## What the task requires
Report, as a bare number, how many lines of the material below contain the word "this".

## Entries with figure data

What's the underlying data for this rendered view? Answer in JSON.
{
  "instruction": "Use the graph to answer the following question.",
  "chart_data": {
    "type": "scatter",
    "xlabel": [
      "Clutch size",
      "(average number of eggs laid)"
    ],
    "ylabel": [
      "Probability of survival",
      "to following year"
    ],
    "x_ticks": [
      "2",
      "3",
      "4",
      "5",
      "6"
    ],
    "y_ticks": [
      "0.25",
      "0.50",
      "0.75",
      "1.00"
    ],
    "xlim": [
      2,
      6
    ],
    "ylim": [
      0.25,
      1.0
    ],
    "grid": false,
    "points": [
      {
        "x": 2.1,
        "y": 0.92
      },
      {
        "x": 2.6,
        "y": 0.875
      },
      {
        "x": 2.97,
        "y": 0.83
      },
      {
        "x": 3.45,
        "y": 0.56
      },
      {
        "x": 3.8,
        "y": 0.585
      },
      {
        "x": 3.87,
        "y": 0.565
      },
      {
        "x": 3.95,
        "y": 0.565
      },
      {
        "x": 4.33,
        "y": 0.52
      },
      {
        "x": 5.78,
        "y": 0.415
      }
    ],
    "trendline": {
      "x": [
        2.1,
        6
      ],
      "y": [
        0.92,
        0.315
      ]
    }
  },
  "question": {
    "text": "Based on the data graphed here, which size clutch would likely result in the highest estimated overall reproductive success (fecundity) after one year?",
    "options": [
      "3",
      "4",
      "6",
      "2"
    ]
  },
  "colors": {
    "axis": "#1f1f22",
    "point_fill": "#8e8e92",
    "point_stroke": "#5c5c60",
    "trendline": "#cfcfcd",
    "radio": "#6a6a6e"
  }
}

==

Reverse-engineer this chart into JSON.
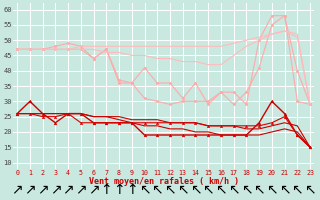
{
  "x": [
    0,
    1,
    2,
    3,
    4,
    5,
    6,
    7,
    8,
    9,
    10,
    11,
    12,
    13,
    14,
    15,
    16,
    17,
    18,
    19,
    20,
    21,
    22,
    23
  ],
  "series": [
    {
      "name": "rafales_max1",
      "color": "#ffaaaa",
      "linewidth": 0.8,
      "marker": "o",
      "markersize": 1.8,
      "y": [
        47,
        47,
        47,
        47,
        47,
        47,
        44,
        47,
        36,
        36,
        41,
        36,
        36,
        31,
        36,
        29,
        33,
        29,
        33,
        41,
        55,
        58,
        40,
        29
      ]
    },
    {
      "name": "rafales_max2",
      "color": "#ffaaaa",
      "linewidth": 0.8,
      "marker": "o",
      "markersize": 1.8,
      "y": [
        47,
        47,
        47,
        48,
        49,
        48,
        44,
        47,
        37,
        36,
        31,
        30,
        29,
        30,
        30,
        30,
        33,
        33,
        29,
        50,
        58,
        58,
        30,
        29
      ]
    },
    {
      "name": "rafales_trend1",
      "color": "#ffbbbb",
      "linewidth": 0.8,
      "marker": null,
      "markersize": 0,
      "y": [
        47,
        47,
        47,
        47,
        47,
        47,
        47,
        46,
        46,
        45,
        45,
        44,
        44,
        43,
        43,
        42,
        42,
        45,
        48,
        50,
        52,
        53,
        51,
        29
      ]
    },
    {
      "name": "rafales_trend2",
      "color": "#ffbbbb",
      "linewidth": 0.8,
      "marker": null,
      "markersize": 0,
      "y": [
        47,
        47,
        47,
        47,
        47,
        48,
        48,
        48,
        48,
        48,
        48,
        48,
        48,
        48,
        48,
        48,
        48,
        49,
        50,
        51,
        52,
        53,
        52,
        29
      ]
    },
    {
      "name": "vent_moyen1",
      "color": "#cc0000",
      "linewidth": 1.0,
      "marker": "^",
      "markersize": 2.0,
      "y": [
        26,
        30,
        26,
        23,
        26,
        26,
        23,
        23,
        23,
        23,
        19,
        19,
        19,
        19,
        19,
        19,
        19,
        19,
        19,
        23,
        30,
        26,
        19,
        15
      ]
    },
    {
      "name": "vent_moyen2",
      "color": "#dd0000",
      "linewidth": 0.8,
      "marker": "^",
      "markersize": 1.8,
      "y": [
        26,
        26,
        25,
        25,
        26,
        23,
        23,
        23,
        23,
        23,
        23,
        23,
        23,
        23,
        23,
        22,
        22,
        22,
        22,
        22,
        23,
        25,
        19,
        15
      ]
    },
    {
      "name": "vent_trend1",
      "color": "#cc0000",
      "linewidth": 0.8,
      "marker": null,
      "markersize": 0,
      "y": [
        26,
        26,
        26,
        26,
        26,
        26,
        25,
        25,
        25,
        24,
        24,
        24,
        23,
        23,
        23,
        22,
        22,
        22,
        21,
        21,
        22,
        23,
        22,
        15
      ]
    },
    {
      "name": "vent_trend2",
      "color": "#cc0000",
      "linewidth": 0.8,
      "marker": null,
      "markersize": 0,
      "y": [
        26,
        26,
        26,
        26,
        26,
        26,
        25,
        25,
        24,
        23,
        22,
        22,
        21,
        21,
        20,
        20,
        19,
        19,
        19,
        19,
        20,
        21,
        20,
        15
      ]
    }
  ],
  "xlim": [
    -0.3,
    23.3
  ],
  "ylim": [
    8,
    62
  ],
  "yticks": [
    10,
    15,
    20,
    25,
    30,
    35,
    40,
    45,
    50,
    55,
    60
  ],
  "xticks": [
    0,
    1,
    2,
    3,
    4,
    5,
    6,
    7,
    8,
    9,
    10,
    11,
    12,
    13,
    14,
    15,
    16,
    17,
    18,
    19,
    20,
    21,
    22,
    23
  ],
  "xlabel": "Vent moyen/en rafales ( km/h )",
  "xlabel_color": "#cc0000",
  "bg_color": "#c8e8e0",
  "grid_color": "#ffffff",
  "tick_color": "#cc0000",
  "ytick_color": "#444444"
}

--

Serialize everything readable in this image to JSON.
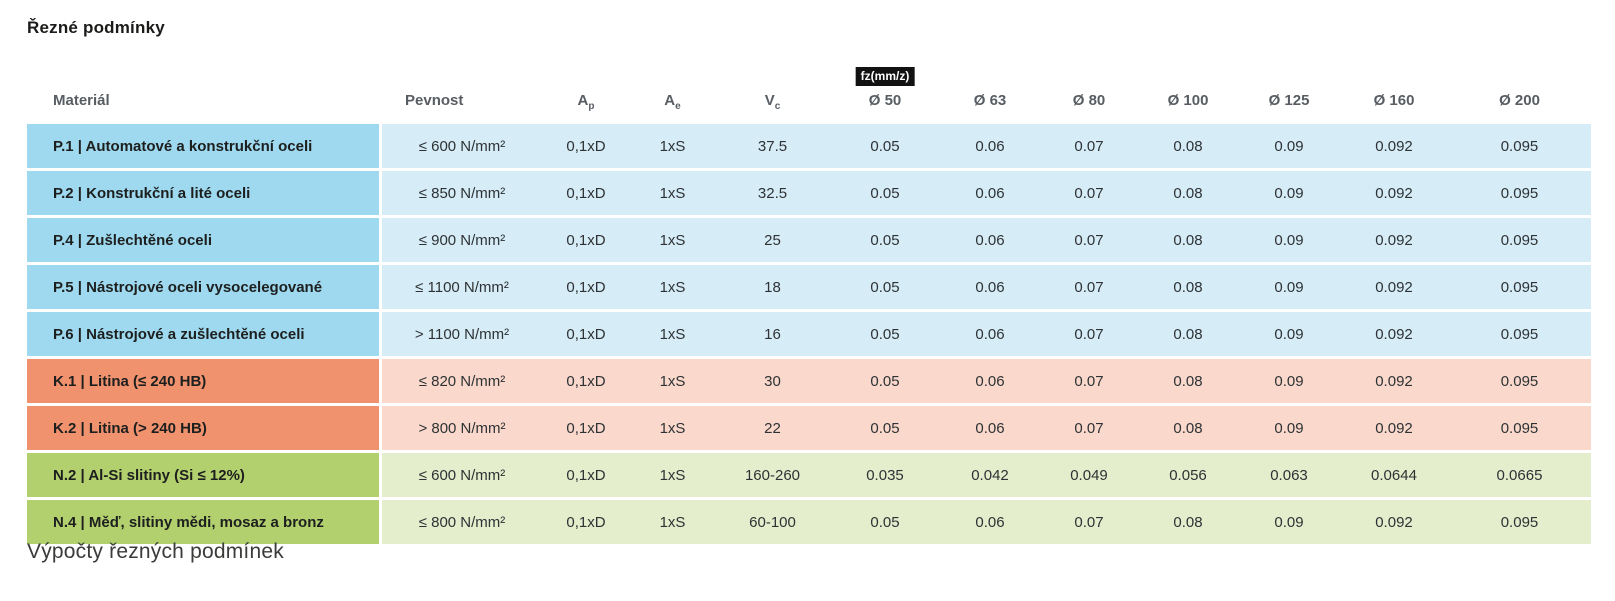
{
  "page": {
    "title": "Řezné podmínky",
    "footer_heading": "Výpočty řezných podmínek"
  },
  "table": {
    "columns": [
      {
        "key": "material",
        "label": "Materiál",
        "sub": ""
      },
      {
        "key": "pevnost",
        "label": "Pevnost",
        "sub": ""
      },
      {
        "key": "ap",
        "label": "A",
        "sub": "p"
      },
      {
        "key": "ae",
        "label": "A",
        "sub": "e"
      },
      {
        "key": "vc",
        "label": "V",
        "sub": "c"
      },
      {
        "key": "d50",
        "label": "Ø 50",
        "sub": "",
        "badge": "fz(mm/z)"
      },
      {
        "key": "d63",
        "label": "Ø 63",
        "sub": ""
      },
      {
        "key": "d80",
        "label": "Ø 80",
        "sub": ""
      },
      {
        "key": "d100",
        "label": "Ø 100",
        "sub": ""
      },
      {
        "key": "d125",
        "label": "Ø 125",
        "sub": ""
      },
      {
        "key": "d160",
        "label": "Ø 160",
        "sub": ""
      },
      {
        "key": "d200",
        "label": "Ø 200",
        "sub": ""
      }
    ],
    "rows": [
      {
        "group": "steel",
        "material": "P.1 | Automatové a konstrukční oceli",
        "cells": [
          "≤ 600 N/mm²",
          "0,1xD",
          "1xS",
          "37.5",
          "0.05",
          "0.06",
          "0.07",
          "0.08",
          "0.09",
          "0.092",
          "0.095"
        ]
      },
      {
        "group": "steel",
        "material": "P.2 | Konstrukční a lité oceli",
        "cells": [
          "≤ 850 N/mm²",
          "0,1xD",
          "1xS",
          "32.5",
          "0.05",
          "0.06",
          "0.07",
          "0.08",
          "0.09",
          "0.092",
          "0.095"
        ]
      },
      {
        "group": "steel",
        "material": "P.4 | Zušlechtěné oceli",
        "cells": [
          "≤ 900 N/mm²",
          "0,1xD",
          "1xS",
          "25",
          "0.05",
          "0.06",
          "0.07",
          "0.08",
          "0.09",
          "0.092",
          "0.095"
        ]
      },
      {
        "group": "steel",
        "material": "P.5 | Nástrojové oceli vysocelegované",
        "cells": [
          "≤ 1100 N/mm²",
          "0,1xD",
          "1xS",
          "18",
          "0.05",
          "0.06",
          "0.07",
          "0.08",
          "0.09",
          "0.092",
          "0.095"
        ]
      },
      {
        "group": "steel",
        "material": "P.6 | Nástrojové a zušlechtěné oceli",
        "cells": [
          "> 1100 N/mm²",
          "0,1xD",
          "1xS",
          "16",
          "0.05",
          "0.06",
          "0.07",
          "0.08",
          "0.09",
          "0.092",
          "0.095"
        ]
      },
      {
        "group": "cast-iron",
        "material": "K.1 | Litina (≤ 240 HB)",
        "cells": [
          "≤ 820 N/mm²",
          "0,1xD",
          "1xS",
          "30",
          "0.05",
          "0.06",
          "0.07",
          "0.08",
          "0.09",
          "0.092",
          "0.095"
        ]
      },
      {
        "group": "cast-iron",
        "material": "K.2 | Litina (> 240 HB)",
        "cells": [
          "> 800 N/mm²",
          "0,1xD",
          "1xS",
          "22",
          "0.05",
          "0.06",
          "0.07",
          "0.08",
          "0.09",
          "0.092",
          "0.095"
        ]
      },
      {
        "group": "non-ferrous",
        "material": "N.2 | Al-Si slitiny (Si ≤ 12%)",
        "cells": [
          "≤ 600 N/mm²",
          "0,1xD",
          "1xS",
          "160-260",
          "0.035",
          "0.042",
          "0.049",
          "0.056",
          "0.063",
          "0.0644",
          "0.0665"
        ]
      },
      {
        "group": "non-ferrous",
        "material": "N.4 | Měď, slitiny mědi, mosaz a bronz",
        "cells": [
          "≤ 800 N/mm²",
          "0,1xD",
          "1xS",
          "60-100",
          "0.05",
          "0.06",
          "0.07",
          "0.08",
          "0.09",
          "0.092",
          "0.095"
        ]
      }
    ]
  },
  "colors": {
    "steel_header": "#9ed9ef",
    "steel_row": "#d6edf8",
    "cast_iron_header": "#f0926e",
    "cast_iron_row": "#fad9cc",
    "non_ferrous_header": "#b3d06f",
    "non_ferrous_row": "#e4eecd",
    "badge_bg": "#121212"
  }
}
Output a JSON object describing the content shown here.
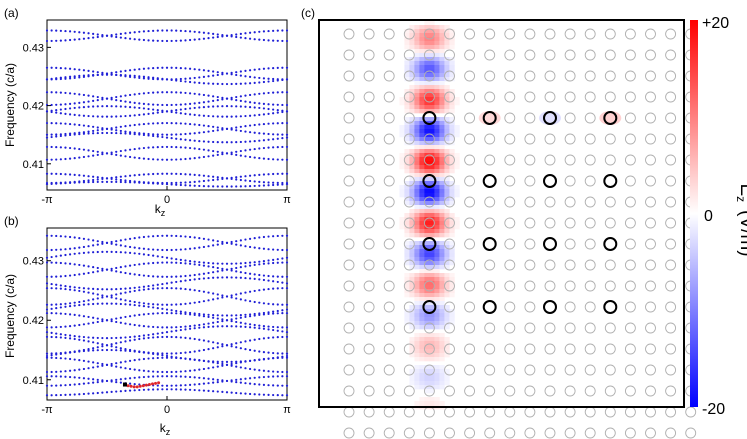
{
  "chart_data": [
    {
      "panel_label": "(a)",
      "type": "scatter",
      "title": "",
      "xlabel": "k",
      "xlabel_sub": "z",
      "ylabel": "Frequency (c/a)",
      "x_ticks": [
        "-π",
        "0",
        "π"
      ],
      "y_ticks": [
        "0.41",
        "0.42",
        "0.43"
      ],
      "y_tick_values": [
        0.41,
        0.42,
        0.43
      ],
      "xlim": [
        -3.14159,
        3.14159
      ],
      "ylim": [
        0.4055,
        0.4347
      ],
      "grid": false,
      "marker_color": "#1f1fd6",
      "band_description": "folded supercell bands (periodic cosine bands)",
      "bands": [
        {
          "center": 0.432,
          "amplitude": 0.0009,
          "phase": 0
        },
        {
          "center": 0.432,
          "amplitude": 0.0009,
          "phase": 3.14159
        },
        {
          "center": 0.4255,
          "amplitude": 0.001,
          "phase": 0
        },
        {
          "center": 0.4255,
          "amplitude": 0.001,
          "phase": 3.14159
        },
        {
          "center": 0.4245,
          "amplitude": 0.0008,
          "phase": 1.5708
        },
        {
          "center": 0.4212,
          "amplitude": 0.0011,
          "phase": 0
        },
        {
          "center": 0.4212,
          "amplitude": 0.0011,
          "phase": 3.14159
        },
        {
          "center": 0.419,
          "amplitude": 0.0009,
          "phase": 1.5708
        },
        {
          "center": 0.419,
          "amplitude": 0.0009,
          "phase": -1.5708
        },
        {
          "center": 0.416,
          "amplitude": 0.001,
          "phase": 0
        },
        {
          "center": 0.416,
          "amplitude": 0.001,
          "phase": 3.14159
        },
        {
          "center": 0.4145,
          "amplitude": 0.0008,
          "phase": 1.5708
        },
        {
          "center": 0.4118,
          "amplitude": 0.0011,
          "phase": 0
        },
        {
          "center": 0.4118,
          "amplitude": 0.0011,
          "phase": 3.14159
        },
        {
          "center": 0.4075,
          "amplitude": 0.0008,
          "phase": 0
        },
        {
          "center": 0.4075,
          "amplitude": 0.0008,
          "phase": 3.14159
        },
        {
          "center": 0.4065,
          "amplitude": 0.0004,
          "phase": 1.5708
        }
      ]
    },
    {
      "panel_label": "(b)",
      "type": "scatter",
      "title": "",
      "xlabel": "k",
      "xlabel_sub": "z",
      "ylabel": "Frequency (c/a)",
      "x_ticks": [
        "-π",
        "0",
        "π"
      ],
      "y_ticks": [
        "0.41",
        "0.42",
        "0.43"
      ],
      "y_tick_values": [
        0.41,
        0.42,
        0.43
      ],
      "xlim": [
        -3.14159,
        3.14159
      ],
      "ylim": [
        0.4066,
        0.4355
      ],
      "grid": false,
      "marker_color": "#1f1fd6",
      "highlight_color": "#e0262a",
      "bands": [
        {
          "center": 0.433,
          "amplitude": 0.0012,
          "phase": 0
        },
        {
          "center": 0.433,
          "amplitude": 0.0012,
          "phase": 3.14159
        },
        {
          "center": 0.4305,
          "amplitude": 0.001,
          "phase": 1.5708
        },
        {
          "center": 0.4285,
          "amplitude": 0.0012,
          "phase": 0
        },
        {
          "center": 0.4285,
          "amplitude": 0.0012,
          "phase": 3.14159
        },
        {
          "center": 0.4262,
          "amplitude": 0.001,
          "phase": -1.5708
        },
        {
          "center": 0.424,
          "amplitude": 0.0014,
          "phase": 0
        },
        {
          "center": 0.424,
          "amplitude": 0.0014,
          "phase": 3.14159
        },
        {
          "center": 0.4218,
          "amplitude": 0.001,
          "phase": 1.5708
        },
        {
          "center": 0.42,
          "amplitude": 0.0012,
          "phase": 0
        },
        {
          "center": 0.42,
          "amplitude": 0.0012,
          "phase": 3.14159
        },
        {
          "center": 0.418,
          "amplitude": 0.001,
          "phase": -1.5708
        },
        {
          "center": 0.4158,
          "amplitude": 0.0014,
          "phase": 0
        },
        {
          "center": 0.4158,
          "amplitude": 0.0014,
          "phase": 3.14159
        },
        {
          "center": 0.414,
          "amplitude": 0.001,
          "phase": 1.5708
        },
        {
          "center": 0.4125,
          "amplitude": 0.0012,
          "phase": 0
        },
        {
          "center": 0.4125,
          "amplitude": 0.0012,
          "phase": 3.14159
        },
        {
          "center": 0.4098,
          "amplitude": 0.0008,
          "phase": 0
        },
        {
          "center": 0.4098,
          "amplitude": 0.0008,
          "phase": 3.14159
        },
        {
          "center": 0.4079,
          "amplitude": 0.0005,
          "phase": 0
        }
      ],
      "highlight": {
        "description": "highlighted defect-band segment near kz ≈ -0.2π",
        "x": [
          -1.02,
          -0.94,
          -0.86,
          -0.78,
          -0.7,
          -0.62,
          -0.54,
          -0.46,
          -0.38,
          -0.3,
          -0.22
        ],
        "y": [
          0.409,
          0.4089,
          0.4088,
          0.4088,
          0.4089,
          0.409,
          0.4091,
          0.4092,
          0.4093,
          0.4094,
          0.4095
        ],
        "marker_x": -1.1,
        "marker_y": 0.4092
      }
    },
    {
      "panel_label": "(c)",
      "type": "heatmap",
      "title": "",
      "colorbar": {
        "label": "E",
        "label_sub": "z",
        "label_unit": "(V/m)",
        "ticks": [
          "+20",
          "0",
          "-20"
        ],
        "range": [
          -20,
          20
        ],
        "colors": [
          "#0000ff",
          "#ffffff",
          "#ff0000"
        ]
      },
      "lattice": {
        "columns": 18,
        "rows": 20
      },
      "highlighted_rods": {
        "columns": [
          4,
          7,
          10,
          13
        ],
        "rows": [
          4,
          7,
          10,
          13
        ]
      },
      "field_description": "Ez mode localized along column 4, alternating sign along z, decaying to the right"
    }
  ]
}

## Task answer
3